### Record extracts
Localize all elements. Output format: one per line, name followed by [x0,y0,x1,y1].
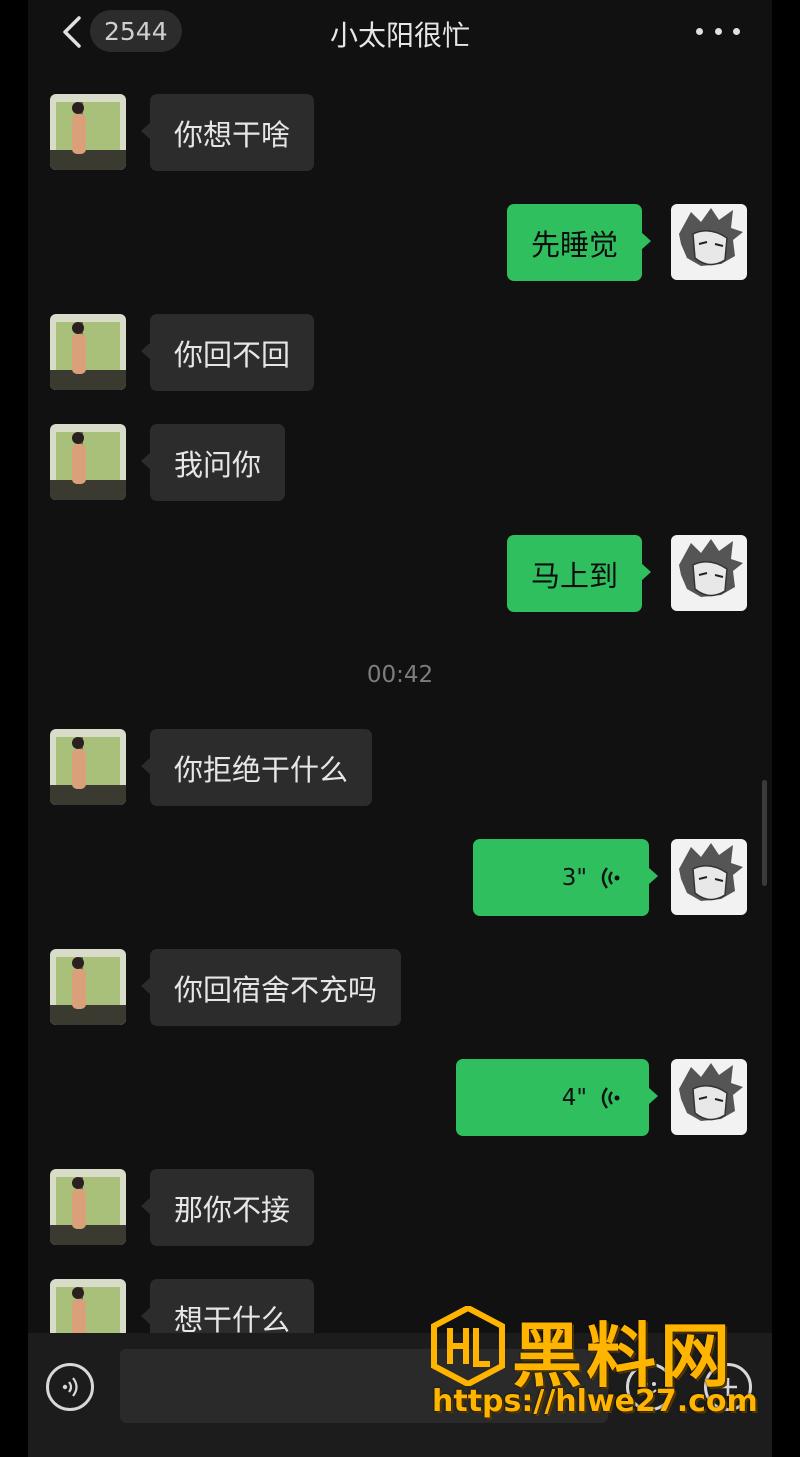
more-dot [733,27,740,35]
more-dot [696,27,703,35]
add-button[interactable] [704,1363,752,1411]
message-timestamp: 00:42 [366,662,434,688]
voice-duration: 3" [561,864,587,891]
emoji-button[interactable] [626,1363,674,1411]
voice-input-icon [62,1377,78,1397]
scrollbar[interactable] [762,780,767,886]
contact-avatar[interactable] [50,314,126,390]
voice-duration: 4" [561,1084,587,1111]
message-bubble[interactable]: 我问你 [140,424,286,501]
my-avatar[interactable] [671,204,747,280]
message-bubble[interactable]: 你拒绝干什么 [140,729,373,806]
chat-title: 小太阳很忙 [329,19,470,52]
message-bubble[interactable]: 先睡觉 [507,204,652,281]
my-avatar[interactable] [671,535,747,611]
my-avatar[interactable] [671,1059,747,1135]
emoji-icon [643,1382,657,1395]
contact-avatar[interactable] [50,949,126,1025]
more-button[interactable] [696,18,740,44]
more-dot [714,27,722,35]
voice-message-bubble[interactable]: 4" [456,1059,658,1136]
chat-header: 2544 小太阳很忙 [28,0,772,64]
contact-avatar[interactable] [50,1169,126,1245]
message-bubble[interactable]: 马上到 [507,535,652,612]
voice-wave-icon [601,866,620,889]
plus-icon [719,1378,737,1396]
contact-avatar[interactable] [50,729,126,805]
input-bar [28,1333,772,1457]
message-bubble[interactable]: 你回宿舍不充吗 [140,949,402,1026]
contact-avatar[interactable] [50,94,126,170]
chat-window: 2544 小太阳很忙 你想干啥 先睡觉 你回不回 我问你 马上到 00:42 你… [28,0,772,1457]
message-bubble[interactable]: 那你不接 [140,1169,315,1246]
voice-message-bubble[interactable]: 3" [473,839,658,916]
contact-avatar[interactable] [50,424,126,500]
my-avatar[interactable] [671,839,747,915]
voice-wave-icon [601,1086,620,1109]
voice-input-button[interactable] [46,1363,94,1411]
message-input[interactable] [120,1349,608,1423]
message-bubble[interactable]: 你回不回 [140,314,315,391]
message-bubble[interactable]: 你想干啥 [140,94,315,171]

### Directions for this task
Copy out every one of the entries above character for character, leaving out the pictures.

### Exercise output
Localize all elements. Output format: one per line, name followed by [x0,y0,x1,y1].
more-dot [733,27,740,35]
more-dot [696,27,703,35]
add-button[interactable] [704,1363,752,1411]
message-timestamp: 00:42 [366,662,434,688]
voice-duration: 3" [561,864,587,891]
emoji-button[interactable] [626,1363,674,1411]
voice-input-icon [62,1377,78,1397]
scrollbar[interactable] [762,780,767,886]
contact-avatar[interactable] [50,314,126,390]
voice-duration: 4" [561,1084,587,1111]
message-bubble[interactable]: 我问你 [140,424,286,501]
my-avatar[interactable] [671,204,747,280]
message-bubble[interactable]: 你拒绝干什么 [140,729,373,806]
chat-title: 小太阳很忙 [329,19,470,52]
message-bubble[interactable]: 先睡觉 [507,204,652,281]
my-avatar[interactable] [671,535,747,611]
my-avatar[interactable] [671,1059,747,1135]
emoji-icon [643,1382,657,1395]
contact-avatar[interactable] [50,949,126,1025]
more-button[interactable] [696,18,740,44]
more-dot [714,27,722,35]
voice-message-bubble[interactable]: 4" [456,1059,658,1136]
chat-header: 2544 小太阳很忙 [28,0,772,64]
contact-avatar[interactable] [50,1169,126,1245]
message-bubble[interactable]: 马上到 [507,535,652,612]
voice-wave-icon [601,866,620,889]
plus-icon [719,1378,737,1396]
contact-avatar[interactable] [50,729,126,805]
input-bar [28,1333,772,1457]
message-bubble[interactable]: 你回宿舍不充吗 [140,949,402,1026]
contact-avatar[interactable] [50,94,126,170]
chat-window: 2544 小太阳很忙 你想干啥 先睡觉 你回不回 我问你 马上到 00:42 你… [28,0,772,1457]
message-bubble[interactable]: 那你不接 [140,1169,315,1246]
voice-message-bubble[interactable]: 3" [473,839,658,916]
contact-avatar[interactable] [50,424,126,500]
my-avatar[interactable] [671,839,747,915]
voice-wave-icon [601,1086,620,1109]
voice-input-button[interactable] [46,1363,94,1411]
message-input[interactable] [120,1349,608,1423]
message-bubble[interactable]: 你回不回 [140,314,315,391]
message-bubble[interactable]: 你想干啥 [140,94,315,171]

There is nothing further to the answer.